Work to be completed. Copy out the listing below line for line, with no changes, leaving out any pictures.

# # #

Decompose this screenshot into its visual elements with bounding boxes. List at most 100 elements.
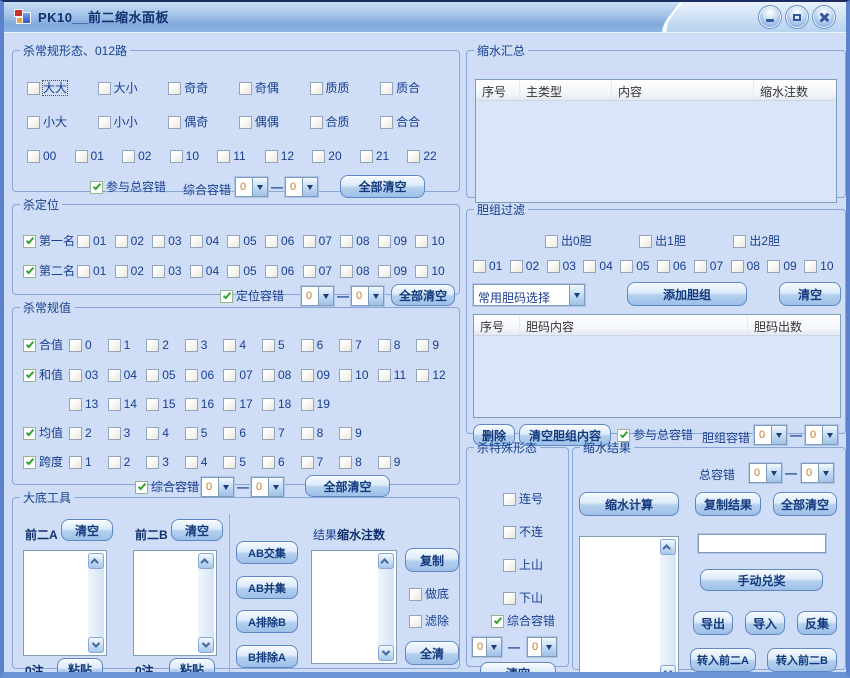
checkbox-9[interactable]: 9 <box>378 455 417 469</box>
checkbox-04[interactable]: 04 <box>190 234 228 248</box>
checkbox-first-place[interactable]: 第一名 <box>23 234 75 248</box>
column-header-content[interactable]: 内容 <box>612 80 754 100</box>
clear-all-result-button[interactable]: 全部清空 <box>773 492 837 516</box>
checkbox-10[interactable]: 10 <box>415 234 453 248</box>
checkbox-03[interactable]: 03 <box>152 264 190 278</box>
combo-dropdown-button[interactable] <box>569 285 584 305</box>
checkbox-3[interactable]: 3 <box>146 455 185 469</box>
checkbox-20[interactable]: 20 <box>312 149 360 163</box>
checkbox-1[interactable]: 1 <box>69 455 108 469</box>
checkbox-04[interactable]: 04 <box>108 368 147 382</box>
scroll-up-button[interactable] <box>198 553 214 569</box>
checkbox-07[interactable]: 07 <box>303 234 341 248</box>
checkbox-4[interactable]: 4 <box>185 455 224 469</box>
list-a-textarea[interactable] <box>23 550 107 656</box>
clear-all-tools-button[interactable]: 全清 <box>405 641 459 665</box>
checkbox-05[interactable]: 05 <box>620 259 657 273</box>
checkbox-00[interactable]: 00 <box>27 149 75 163</box>
checkbox-09[interactable]: 09 <box>301 368 340 382</box>
checkbox-01[interactable]: 01 <box>77 264 115 278</box>
paste-b-button[interactable]: 粘贴 <box>169 658 215 678</box>
import-button[interactable]: 导入 <box>745 611 785 635</box>
checkbox-03[interactable]: 03 <box>152 234 190 248</box>
checkbox-08[interactable]: 08 <box>340 264 378 278</box>
manual-prize-check-button[interactable]: 手动兑奖 <box>700 569 823 591</box>
paste-a-button[interactable]: 粘贴 <box>57 658 103 678</box>
checkbox-奇偶[interactable]: 奇偶 <box>239 81 310 95</box>
checkbox-13[interactable]: 13 <box>69 397 108 411</box>
checkbox-special-tolerance[interactable]: 综合容错 <box>491 614 555 628</box>
checkbox-上山[interactable]: 上山 <box>503 558 543 572</box>
checkbox-小小[interactable]: 小小 <box>98 115 169 129</box>
combo-dropdown-button[interactable] <box>252 178 267 196</box>
b-minus-a-button[interactable]: B排除A <box>236 645 298 668</box>
checkbox-01[interactable]: 01 <box>75 149 123 163</box>
checkbox-06[interactable]: 06 <box>265 264 303 278</box>
checkbox-9[interactable]: 9 <box>339 426 378 440</box>
checkbox-05[interactable]: 05 <box>146 368 185 382</box>
checkbox-06[interactable]: 06 <box>265 234 303 248</box>
checkbox-filter-out[interactable]: 滤除 <box>409 614 449 628</box>
checkbox-10[interactable]: 10 <box>415 264 453 278</box>
checkbox-09[interactable]: 09 <box>378 264 416 278</box>
clear-special-button[interactable]: 清空 <box>480 662 556 678</box>
column-header-index[interactable]: 序号 <box>474 315 520 335</box>
checkbox-2[interactable]: 2 <box>146 338 185 352</box>
checkbox-连号[interactable]: 连号 <box>503 492 543 506</box>
clear-b-button[interactable]: 清空 <box>171 519 223 541</box>
copy-result-button[interactable]: 复制结果 <box>695 492 761 516</box>
checkbox-sum-value[interactable]: 和值 <box>23 368 63 382</box>
checkbox-5[interactable]: 5 <box>262 338 301 352</box>
checkbox-11[interactable]: 11 <box>378 368 417 382</box>
transfer-to-a-button[interactable]: 转入前二A <box>690 648 756 672</box>
checkbox-07[interactable]: 07 <box>303 264 341 278</box>
checkbox-sum-digit[interactable]: 合值 <box>23 338 63 352</box>
checkbox-08[interactable]: 08 <box>731 259 768 273</box>
copy-result-button[interactable]: 复制 <box>405 548 459 572</box>
scroll-up-button[interactable] <box>88 553 104 569</box>
result-textarea[interactable] <box>311 550 397 664</box>
checkbox-8[interactable]: 8 <box>339 455 378 469</box>
checkbox-08[interactable]: 08 <box>340 234 378 248</box>
checkbox-04[interactable]: 04 <box>190 264 228 278</box>
checkbox-8[interactable]: 8 <box>378 338 417 352</box>
list-a-scrollbar[interactable] <box>88 553 104 653</box>
checkbox-出0胆[interactable]: 出0胆 <box>545 234 592 248</box>
clear-all-patterns-button[interactable]: 全部清空 <box>340 175 425 198</box>
scroll-down-button[interactable] <box>198 637 214 653</box>
checkbox-03[interactable]: 03 <box>547 259 584 273</box>
column-header-content[interactable]: 胆码内容 <box>520 315 748 335</box>
checkbox-make-base[interactable]: 做底 <box>409 587 449 601</box>
column-header-index[interactable]: 序号 <box>476 80 520 100</box>
checkbox-12[interactable]: 12 <box>265 149 313 163</box>
scroll-up-button[interactable] <box>378 553 394 569</box>
checkbox-7[interactable]: 7 <box>339 338 378 352</box>
checkbox-不连[interactable]: 不连 <box>503 525 543 539</box>
shrink-result-scrollbar[interactable] <box>660 539 676 678</box>
checkbox-合质[interactable]: 合质 <box>310 115 381 129</box>
checkbox-06[interactable]: 06 <box>185 368 224 382</box>
combo-dropdown-button[interactable] <box>486 638 501 656</box>
checkbox-09[interactable]: 09 <box>378 234 416 248</box>
shrink-calc-button[interactable]: 缩水计算 <box>579 492 679 516</box>
column-header-type[interactable]: 主类型 <box>520 80 612 100</box>
combo-dropdown-button[interactable] <box>766 464 781 482</box>
checkbox-mean-value[interactable]: 均值 <box>23 426 63 440</box>
combo-dropdown-button[interactable] <box>818 464 833 482</box>
checkbox-16[interactable]: 16 <box>185 397 224 411</box>
checkbox-6[interactable]: 6 <box>223 426 262 440</box>
common-dan-select[interactable]: 常用胆码选择 <box>473 284 585 306</box>
column-header-count[interactable]: 胆码出数 <box>748 315 840 335</box>
checkbox-10[interactable]: 10 <box>804 259 841 273</box>
checkbox-小大[interactable]: 小大 <box>27 115 98 129</box>
checkbox-奇奇[interactable]: 奇奇 <box>168 81 239 95</box>
combo-dropdown-button[interactable] <box>541 638 556 656</box>
scroll-down-button[interactable] <box>378 645 394 661</box>
checkbox-02[interactable]: 02 <box>122 149 170 163</box>
title-bar[interactable]: PK10__前二缩水面板 <box>4 2 846 33</box>
clear-dan-button[interactable]: 清空 <box>779 282 841 306</box>
checkbox-8[interactable]: 8 <box>301 426 340 440</box>
checkbox-second-place[interactable]: 第二名 <box>23 264 75 278</box>
scroll-down-button[interactable] <box>660 665 676 678</box>
checkbox-17[interactable]: 17 <box>223 397 262 411</box>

# # #

Task solution.
Decompose this screenshot into its visual elements with bounding boxes. List at most 100 elements.
checkbox-9[interactable]: 9 <box>378 455 417 469</box>
checkbox-04[interactable]: 04 <box>190 234 228 248</box>
checkbox-first-place[interactable]: 第一名 <box>23 234 75 248</box>
column-header-content[interactable]: 内容 <box>612 80 754 100</box>
clear-all-result-button[interactable]: 全部清空 <box>773 492 837 516</box>
checkbox-10[interactable]: 10 <box>415 234 453 248</box>
checkbox-03[interactable]: 03 <box>152 264 190 278</box>
combo-dropdown-button[interactable] <box>569 285 584 305</box>
checkbox-3[interactable]: 3 <box>146 455 185 469</box>
checkbox-20[interactable]: 20 <box>312 149 360 163</box>
checkbox-1[interactable]: 1 <box>69 455 108 469</box>
checkbox-04[interactable]: 04 <box>108 368 147 382</box>
scroll-up-button[interactable] <box>198 553 214 569</box>
checkbox-07[interactable]: 07 <box>303 234 341 248</box>
checkbox-4[interactable]: 4 <box>185 455 224 469</box>
list-a-textarea[interactable] <box>23 550 107 656</box>
clear-all-tools-button[interactable]: 全清 <box>405 641 459 665</box>
checkbox-05[interactable]: 05 <box>620 259 657 273</box>
checkbox-00[interactable]: 00 <box>27 149 75 163</box>
checkbox-09[interactable]: 09 <box>301 368 340 382</box>
checkbox-01[interactable]: 01 <box>77 264 115 278</box>
paste-b-button[interactable]: 粘贴 <box>169 658 215 678</box>
import-button[interactable]: 导入 <box>745 611 785 635</box>
checkbox-03[interactable]: 03 <box>152 234 190 248</box>
checkbox-08[interactable]: 08 <box>340 264 378 278</box>
manual-prize-check-button[interactable]: 手动兑奖 <box>700 569 823 591</box>
paste-a-button[interactable]: 粘贴 <box>57 658 103 678</box>
checkbox-奇偶[interactable]: 奇偶 <box>239 81 310 95</box>
checkbox-13[interactable]: 13 <box>69 397 108 411</box>
checkbox-special-tolerance[interactable]: 综合容错 <box>491 614 555 628</box>
checkbox-上山[interactable]: 上山 <box>503 558 543 572</box>
checkbox-小小[interactable]: 小小 <box>98 115 169 129</box>
combo-dropdown-button[interactable] <box>252 178 267 196</box>
b-minus-a-button[interactable]: B排除A <box>236 645 298 668</box>
checkbox-01[interactable]: 01 <box>75 149 123 163</box>
checkbox-06[interactable]: 06 <box>265 264 303 278</box>
checkbox-9[interactable]: 9 <box>339 426 378 440</box>
checkbox-05[interactable]: 05 <box>146 368 185 382</box>
checkbox-06[interactable]: 06 <box>265 234 303 248</box>
checkbox-filter-out[interactable]: 滤除 <box>409 614 449 628</box>
checkbox-10[interactable]: 10 <box>415 264 453 278</box>
checkbox-09[interactable]: 09 <box>378 264 416 278</box>
clear-special-button[interactable]: 清空 <box>480 662 556 678</box>
column-header-index[interactable]: 序号 <box>474 315 520 335</box>
checkbox-2[interactable]: 2 <box>146 338 185 352</box>
checkbox-连号[interactable]: 连号 <box>503 492 543 506</box>
clear-b-button[interactable]: 清空 <box>171 519 223 541</box>
copy-result-button[interactable]: 复制结果 <box>695 492 761 516</box>
checkbox-sum-value[interactable]: 和值 <box>23 368 63 382</box>
checkbox-5[interactable]: 5 <box>262 338 301 352</box>
checkbox-11[interactable]: 11 <box>378 368 417 382</box>
transfer-to-a-button[interactable]: 转入前二A <box>690 648 756 672</box>
checkbox-07[interactable]: 07 <box>303 264 341 278</box>
checkbox-sum-digit[interactable]: 合值 <box>23 338 63 352</box>
checkbox-08[interactable]: 08 <box>731 259 768 273</box>
copy-result-button[interactable]: 复制 <box>405 548 459 572</box>
scroll-up-button[interactable] <box>88 553 104 569</box>
result-textarea[interactable] <box>311 550 397 664</box>
checkbox-8[interactable]: 8 <box>339 455 378 469</box>
checkbox-08[interactable]: 08 <box>340 234 378 248</box>
checkbox-04[interactable]: 04 <box>190 264 228 278</box>
checkbox-8[interactable]: 8 <box>378 338 417 352</box>
list-a-scrollbar[interactable] <box>88 553 104 653</box>
checkbox-出0胆[interactable]: 出0胆 <box>545 234 592 248</box>
clear-all-patterns-button[interactable]: 全部清空 <box>340 175 425 198</box>
scroll-down-button[interactable] <box>198 637 214 653</box>
checkbox-03[interactable]: 03 <box>547 259 584 273</box>
column-header-content[interactable]: 胆码内容 <box>520 315 748 335</box>
checkbox-make-base[interactable]: 做底 <box>409 587 449 601</box>
column-header-index[interactable]: 序号 <box>476 80 520 100</box>
checkbox-12[interactable]: 12 <box>265 149 313 163</box>
scroll-up-button[interactable] <box>378 553 394 569</box>
checkbox-7[interactable]: 7 <box>339 338 378 352</box>
checkbox-不连[interactable]: 不连 <box>503 525 543 539</box>
shrink-result-scrollbar[interactable] <box>660 539 676 678</box>
checkbox-合质[interactable]: 合质 <box>310 115 381 129</box>
checkbox-06[interactable]: 06 <box>185 368 224 382</box>
combo-dropdown-button[interactable] <box>486 638 501 656</box>
checkbox-09[interactable]: 09 <box>378 234 416 248</box>
shrink-calc-button[interactable]: 缩水计算 <box>579 492 679 516</box>
column-header-type[interactable]: 主类型 <box>520 80 612 100</box>
combo-dropdown-button[interactable] <box>766 464 781 482</box>
checkbox-mean-value[interactable]: 均值 <box>23 426 63 440</box>
combo-dropdown-button[interactable] <box>818 464 833 482</box>
checkbox-16[interactable]: 16 <box>185 397 224 411</box>
checkbox-6[interactable]: 6 <box>223 426 262 440</box>
common-dan-select[interactable]: 常用胆码选择 <box>473 284 585 306</box>
column-header-count[interactable]: 胆码出数 <box>748 315 840 335</box>
checkbox-10[interactable]: 10 <box>804 259 841 273</box>
checkbox-小大[interactable]: 小大 <box>27 115 98 129</box>
checkbox-奇奇[interactable]: 奇奇 <box>168 81 239 95</box>
combo-dropdown-button[interactable] <box>541 638 556 656</box>
scroll-down-button[interactable] <box>378 645 394 661</box>
checkbox-02[interactable]: 02 <box>122 149 170 163</box>
title-bar[interactable]: PK10__前二缩水面板 <box>4 2 846 33</box>
clear-dan-button[interactable]: 清空 <box>779 282 841 306</box>
checkbox-8[interactable]: 8 <box>301 426 340 440</box>
checkbox-second-place[interactable]: 第二名 <box>23 264 75 278</box>
scroll-down-button[interactable] <box>660 665 676 678</box>
checkbox-17[interactable]: 17 <box>223 397 262 411</box>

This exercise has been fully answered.